▼▼▼
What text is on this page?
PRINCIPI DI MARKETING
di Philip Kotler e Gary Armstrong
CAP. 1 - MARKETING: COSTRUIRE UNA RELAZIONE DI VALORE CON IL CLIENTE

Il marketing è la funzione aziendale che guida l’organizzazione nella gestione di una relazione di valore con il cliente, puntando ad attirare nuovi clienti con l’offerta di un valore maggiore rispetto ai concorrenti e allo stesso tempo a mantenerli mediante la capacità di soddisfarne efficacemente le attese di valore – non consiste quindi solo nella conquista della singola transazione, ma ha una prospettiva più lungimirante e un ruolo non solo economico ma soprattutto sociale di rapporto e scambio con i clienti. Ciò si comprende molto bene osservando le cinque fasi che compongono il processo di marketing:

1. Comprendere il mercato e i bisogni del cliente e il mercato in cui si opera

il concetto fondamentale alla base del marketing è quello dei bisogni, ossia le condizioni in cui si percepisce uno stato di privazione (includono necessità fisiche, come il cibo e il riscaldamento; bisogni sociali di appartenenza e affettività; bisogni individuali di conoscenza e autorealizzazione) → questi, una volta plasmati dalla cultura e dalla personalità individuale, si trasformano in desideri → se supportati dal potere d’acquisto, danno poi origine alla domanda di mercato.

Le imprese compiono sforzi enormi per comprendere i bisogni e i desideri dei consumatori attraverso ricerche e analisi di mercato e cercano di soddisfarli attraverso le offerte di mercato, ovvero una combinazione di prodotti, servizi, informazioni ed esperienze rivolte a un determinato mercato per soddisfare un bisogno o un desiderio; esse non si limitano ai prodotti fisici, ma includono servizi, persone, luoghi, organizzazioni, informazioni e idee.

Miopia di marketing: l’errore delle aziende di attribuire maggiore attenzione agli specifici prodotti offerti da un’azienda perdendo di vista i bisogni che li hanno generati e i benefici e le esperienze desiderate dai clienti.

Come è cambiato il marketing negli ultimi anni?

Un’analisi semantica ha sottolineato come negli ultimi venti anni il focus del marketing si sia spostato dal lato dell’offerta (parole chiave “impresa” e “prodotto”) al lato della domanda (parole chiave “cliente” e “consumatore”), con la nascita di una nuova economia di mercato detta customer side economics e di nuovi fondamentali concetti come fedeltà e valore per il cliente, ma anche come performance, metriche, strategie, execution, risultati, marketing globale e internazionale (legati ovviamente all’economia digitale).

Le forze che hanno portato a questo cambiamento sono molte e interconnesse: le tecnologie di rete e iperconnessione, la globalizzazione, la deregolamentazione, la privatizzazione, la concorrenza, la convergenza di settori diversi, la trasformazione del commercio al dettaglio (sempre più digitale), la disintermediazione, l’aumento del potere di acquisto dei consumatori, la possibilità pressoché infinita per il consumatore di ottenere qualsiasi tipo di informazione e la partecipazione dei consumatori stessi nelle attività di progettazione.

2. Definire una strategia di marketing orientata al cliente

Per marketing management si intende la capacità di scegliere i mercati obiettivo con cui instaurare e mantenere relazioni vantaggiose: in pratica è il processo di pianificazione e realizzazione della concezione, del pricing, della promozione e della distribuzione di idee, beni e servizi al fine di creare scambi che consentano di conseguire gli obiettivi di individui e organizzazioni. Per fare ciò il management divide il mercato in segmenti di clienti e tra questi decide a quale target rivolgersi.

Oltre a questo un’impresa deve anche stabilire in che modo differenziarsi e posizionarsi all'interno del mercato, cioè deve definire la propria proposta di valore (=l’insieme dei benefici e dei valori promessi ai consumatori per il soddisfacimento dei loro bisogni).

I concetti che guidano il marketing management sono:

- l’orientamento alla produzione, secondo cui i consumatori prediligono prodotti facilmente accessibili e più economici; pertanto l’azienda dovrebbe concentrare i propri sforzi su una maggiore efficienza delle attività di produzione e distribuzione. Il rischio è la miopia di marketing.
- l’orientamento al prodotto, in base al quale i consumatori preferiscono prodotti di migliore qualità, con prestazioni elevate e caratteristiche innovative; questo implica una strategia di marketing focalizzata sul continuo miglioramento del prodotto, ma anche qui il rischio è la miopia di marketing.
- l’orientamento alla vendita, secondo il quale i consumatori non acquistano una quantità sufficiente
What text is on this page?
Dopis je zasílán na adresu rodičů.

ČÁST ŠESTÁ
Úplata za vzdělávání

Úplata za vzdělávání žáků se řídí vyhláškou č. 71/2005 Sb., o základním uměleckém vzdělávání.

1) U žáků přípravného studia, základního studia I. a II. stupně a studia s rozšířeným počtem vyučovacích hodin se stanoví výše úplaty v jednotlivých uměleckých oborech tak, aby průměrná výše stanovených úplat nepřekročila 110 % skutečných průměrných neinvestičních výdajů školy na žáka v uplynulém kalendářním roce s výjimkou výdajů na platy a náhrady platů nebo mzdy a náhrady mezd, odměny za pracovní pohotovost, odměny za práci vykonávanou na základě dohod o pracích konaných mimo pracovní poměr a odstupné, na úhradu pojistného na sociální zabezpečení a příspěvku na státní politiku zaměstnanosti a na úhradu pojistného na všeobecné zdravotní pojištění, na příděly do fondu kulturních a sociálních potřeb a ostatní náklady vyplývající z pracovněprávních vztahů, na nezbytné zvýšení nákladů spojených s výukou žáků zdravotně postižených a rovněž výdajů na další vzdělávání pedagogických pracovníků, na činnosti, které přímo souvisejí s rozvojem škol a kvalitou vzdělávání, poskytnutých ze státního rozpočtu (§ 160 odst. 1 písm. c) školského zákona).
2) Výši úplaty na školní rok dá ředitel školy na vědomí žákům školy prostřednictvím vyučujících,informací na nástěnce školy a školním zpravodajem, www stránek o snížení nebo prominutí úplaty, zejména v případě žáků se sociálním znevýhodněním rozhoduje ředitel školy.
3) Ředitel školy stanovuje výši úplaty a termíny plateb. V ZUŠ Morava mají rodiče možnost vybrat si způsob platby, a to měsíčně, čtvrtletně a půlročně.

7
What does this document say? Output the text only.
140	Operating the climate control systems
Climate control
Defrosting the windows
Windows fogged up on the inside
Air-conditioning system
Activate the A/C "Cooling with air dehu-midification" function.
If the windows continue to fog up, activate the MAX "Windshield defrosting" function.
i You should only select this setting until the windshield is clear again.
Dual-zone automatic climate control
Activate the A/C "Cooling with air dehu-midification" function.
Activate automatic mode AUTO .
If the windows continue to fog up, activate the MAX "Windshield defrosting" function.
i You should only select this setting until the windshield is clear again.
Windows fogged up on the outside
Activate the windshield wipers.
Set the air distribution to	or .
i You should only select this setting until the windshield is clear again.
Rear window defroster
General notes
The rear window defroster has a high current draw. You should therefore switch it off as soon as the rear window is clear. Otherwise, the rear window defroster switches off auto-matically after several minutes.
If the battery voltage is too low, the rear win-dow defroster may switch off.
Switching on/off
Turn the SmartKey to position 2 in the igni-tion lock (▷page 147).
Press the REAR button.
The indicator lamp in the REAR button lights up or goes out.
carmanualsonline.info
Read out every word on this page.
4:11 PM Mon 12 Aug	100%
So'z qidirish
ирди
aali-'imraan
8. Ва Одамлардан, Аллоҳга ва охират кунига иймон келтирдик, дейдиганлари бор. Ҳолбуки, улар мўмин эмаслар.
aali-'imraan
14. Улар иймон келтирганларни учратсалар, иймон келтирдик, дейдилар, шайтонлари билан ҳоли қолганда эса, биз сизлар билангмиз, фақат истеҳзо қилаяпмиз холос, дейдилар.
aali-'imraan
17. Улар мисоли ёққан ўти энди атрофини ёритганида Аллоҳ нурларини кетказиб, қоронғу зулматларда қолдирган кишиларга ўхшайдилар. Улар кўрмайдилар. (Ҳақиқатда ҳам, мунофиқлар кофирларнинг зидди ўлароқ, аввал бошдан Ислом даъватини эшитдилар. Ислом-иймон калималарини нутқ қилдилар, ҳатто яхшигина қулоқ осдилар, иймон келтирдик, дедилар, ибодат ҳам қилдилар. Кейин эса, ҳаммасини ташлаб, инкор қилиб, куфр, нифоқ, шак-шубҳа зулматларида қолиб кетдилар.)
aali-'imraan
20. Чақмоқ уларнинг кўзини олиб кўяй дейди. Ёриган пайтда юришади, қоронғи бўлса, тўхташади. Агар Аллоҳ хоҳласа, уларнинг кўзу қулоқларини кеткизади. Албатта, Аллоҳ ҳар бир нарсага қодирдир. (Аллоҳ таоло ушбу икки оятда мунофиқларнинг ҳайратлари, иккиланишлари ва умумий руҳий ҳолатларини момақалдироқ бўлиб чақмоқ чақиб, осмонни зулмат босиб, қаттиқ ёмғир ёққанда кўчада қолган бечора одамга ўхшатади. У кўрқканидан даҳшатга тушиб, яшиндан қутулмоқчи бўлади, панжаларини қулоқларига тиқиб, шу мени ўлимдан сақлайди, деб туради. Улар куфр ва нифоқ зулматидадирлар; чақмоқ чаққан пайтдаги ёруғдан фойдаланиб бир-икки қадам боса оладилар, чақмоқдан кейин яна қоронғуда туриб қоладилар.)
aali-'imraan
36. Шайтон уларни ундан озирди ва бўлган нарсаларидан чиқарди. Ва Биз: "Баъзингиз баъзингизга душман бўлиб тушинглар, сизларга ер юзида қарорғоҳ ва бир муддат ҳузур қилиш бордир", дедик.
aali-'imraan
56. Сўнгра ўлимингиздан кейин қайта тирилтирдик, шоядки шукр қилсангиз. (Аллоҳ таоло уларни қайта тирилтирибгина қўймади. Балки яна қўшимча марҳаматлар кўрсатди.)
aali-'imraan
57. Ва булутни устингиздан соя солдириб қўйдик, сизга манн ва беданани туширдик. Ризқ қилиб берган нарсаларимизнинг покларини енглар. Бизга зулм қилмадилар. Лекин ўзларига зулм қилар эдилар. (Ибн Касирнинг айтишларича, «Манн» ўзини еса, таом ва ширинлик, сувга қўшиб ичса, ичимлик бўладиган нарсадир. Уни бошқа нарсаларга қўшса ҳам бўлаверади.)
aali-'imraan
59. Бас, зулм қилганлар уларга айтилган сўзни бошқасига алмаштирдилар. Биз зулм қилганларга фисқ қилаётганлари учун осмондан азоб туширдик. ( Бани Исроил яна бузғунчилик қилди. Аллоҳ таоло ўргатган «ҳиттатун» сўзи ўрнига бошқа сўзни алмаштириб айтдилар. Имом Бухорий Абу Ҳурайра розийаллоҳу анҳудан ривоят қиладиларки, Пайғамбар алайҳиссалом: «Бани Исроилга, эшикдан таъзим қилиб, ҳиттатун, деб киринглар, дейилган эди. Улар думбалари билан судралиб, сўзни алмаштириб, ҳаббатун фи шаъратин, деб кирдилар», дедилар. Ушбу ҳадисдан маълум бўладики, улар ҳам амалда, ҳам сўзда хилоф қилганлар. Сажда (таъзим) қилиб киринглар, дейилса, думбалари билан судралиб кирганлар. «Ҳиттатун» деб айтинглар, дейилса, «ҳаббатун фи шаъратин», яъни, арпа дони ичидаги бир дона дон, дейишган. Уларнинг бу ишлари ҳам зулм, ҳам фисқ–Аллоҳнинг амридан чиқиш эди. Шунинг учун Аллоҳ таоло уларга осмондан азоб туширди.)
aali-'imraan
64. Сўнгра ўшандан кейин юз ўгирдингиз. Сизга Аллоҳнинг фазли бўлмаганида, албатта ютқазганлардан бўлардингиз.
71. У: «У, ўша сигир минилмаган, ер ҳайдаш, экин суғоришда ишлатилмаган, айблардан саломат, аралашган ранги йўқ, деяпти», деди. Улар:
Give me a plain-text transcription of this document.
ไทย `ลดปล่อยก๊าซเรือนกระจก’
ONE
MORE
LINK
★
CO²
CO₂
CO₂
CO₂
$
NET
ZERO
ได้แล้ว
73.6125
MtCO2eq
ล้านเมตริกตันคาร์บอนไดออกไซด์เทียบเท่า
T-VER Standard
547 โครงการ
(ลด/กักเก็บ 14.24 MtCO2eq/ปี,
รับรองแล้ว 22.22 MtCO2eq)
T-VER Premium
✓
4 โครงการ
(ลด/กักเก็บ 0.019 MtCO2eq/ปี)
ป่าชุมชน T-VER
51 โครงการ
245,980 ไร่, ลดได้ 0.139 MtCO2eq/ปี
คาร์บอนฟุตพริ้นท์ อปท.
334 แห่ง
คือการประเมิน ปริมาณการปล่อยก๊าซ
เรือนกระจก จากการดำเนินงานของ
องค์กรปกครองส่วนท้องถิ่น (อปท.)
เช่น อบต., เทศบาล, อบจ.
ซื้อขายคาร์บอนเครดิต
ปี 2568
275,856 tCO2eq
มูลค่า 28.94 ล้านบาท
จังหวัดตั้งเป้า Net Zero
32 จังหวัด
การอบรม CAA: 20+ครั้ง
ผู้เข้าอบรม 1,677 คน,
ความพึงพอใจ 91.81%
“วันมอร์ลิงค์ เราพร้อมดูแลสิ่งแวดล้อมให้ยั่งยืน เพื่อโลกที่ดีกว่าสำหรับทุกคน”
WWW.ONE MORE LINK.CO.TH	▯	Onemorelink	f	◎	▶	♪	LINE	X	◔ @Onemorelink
▲▲▲
Give back the lines above exactly, from the one with "Give me a plain-text" through the last line.

Give me a plain-text transcription of this document.
ไทย `ลดปล่อยก๊าซเรือนกระจก’
ONE
MORE
LINK
★
CO²
CO₂
CO₂
CO₂
$
NET
ZERO
ได้แล้ว
73.6125
MtCO2eq
ล้านเมตริกตันคาร์บอนไดออกไซด์เทียบเท่า
T-VER Standard
547 โครงการ
(ลด/กักเก็บ 14.24 MtCO2eq/ปี,
รับรองแล้ว 22.22 MtCO2eq)
T-VER Premium
✓
4 โครงการ
(ลด/กักเก็บ 0.019 MtCO2eq/ปี)
ป่าชุมชน T-VER
51 โครงการ
245,980 ไร่, ลดได้ 0.139 MtCO2eq/ปี
คาร์บอนฟุตพริ้นท์ อปท.
334 แห่ง
คือการประเมิน ปริมาณการปล่อยก๊าซ
เรือนกระจก จากการดำเนินงานของ
องค์กรปกครองส่วนท้องถิ่น (อปท.)
เช่น อบต., เทศบาล, อบจ.
ซื้อขายคาร์บอนเครดิต
ปี 2568
275,856 tCO2eq
มูลค่า 28.94 ล้านบาท
จังหวัดตั้งเป้า Net Zero
32 จังหวัด
การอบรม CAA: 20+ครั้ง
ผู้เข้าอบรม 1,677 คน,
ความพึงพอใจ 91.81%
“วันมอร์ลิงค์ เราพร้อมดูแลสิ่งแวดล้อมให้ยั่งยืน เพื่อโลกที่ดีกว่าสำหรับทุกคน”
WWW.ONE MORE LINK.CO.TH	▯	Onemorelink	f	◎	▶	♪	LINE	X	◔ @Onemorelink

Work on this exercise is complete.